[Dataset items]
* * * * *

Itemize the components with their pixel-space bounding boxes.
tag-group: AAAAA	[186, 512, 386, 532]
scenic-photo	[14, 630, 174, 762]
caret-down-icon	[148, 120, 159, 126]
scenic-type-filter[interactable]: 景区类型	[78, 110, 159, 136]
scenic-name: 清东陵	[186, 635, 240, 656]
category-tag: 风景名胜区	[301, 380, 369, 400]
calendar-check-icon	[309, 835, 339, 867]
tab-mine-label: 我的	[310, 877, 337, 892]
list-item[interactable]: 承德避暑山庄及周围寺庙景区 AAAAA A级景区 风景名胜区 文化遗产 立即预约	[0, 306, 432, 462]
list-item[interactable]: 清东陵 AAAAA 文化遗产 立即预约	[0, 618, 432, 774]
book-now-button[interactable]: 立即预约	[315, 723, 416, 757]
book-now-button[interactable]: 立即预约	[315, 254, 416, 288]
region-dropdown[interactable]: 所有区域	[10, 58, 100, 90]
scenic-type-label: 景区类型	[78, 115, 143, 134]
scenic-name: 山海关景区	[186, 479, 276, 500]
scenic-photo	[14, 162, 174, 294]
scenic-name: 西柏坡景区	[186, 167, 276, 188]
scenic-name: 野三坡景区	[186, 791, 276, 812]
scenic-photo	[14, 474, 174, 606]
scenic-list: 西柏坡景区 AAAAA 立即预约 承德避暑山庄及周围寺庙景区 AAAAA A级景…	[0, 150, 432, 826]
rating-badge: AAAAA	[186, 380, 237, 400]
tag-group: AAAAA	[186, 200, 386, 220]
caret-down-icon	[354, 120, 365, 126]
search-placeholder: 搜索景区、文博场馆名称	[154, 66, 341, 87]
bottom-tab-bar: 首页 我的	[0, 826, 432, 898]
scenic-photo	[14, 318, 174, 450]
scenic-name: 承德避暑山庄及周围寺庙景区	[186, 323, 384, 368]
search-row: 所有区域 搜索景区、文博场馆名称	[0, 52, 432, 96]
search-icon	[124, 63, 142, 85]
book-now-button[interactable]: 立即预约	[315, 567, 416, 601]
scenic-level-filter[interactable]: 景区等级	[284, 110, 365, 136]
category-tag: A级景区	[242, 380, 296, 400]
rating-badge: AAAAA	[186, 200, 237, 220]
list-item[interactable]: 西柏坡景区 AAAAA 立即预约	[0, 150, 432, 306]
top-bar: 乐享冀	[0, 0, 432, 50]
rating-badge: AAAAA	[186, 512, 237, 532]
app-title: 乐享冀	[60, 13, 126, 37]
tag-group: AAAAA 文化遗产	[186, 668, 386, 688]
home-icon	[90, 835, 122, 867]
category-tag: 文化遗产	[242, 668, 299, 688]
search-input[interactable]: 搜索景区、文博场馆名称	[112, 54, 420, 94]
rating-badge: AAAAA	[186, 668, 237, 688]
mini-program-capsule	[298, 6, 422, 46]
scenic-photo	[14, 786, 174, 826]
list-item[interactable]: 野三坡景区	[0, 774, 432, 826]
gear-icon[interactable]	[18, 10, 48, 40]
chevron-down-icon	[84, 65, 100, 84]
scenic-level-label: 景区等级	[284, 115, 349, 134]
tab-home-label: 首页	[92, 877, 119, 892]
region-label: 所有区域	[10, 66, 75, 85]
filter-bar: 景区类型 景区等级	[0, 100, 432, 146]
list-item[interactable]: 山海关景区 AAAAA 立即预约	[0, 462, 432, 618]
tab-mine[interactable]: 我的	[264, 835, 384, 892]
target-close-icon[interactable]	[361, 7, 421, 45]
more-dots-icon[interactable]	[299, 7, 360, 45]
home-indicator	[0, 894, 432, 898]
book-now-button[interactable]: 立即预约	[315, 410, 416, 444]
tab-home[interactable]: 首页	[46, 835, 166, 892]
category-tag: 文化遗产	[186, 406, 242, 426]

* * * * *

* Given exercise
Quote every line of the records above word for word, from first to last.

* Expected output
Itemize the components with their pixel-space bounding boxes.
tag-group: AAAAA	[186, 512, 386, 532]
scenic-photo	[14, 630, 174, 762]
caret-down-icon	[148, 120, 159, 126]
scenic-type-filter[interactable]: 景区类型	[78, 110, 159, 136]
scenic-name: 清东陵	[186, 635, 240, 656]
category-tag: 风景名胜区	[301, 380, 369, 400]
calendar-check-icon	[309, 835, 339, 867]
tab-mine-label: 我的	[310, 877, 337, 892]
list-item[interactable]: 承德避暑山庄及周围寺庙景区 AAAAA A级景区 风景名胜区 文化遗产 立即预约	[0, 306, 432, 462]
list-item[interactable]: 清东陵 AAAAA 文化遗产 立即预约	[0, 618, 432, 774]
book-now-button[interactable]: 立即预约	[315, 723, 416, 757]
book-now-button[interactable]: 立即预约	[315, 254, 416, 288]
region-dropdown[interactable]: 所有区域	[10, 58, 100, 90]
scenic-type-label: 景区类型	[78, 115, 143, 134]
scenic-name: 山海关景区	[186, 479, 276, 500]
scenic-photo	[14, 162, 174, 294]
scenic-name: 西柏坡景区	[186, 167, 276, 188]
scenic-name: 野三坡景区	[186, 791, 276, 812]
scenic-photo	[14, 474, 174, 606]
scenic-list: 西柏坡景区 AAAAA 立即预约 承德避暑山庄及周围寺庙景区 AAAAA A级景…	[0, 150, 432, 826]
rating-badge: AAAAA	[186, 380, 237, 400]
tag-group: AAAAA	[186, 200, 386, 220]
caret-down-icon	[354, 120, 365, 126]
search-placeholder: 搜索景区、文博场馆名称	[154, 66, 341, 87]
bottom-tab-bar: 首页 我的	[0, 826, 432, 898]
scenic-photo	[14, 318, 174, 450]
scenic-name: 承德避暑山庄及周围寺庙景区	[186, 323, 384, 368]
search-row: 所有区域 搜索景区、文博场馆名称	[0, 52, 432, 96]
search-icon	[124, 63, 142, 85]
book-now-button[interactable]: 立即预约	[315, 567, 416, 601]
scenic-level-filter[interactable]: 景区等级	[284, 110, 365, 136]
category-tag: A级景区	[242, 380, 296, 400]
rating-badge: AAAAA	[186, 200, 237, 220]
list-item[interactable]: 西柏坡景区 AAAAA 立即预约	[0, 150, 432, 306]
top-bar: 乐享冀	[0, 0, 432, 50]
rating-badge: AAAAA	[186, 512, 237, 532]
app-title: 乐享冀	[60, 13, 126, 37]
tag-group: AAAAA 文化遗产	[186, 668, 386, 688]
home-icon	[90, 835, 122, 867]
category-tag: 文化遗产	[242, 668, 299, 688]
search-input[interactable]: 搜索景区、文博场馆名称	[112, 54, 420, 94]
rating-badge: AAAAA	[186, 668, 237, 688]
mini-program-capsule	[298, 6, 422, 46]
scenic-photo	[14, 786, 174, 826]
list-item[interactable]: 野三坡景区	[0, 774, 432, 826]
gear-icon[interactable]	[18, 10, 48, 40]
chevron-down-icon	[84, 65, 100, 84]
scenic-level-label: 景区等级	[284, 115, 349, 134]
tab-home-label: 首页	[92, 877, 119, 892]
region-label: 所有区域	[10, 66, 75, 85]
filter-bar: 景区类型 景区等级	[0, 100, 432, 146]
list-item[interactable]: 山海关景区 AAAAA 立即预约	[0, 462, 432, 618]
tab-mine[interactable]: 我的	[264, 835, 384, 892]
target-close-icon[interactable]	[361, 7, 421, 45]
more-dots-icon[interactable]	[299, 7, 360, 45]
home-indicator	[0, 894, 432, 898]
book-now-button[interactable]: 立即预约	[315, 410, 416, 444]
tab-home[interactable]: 首页	[46, 835, 166, 892]
category-tag: 文化遗产	[186, 406, 242, 426]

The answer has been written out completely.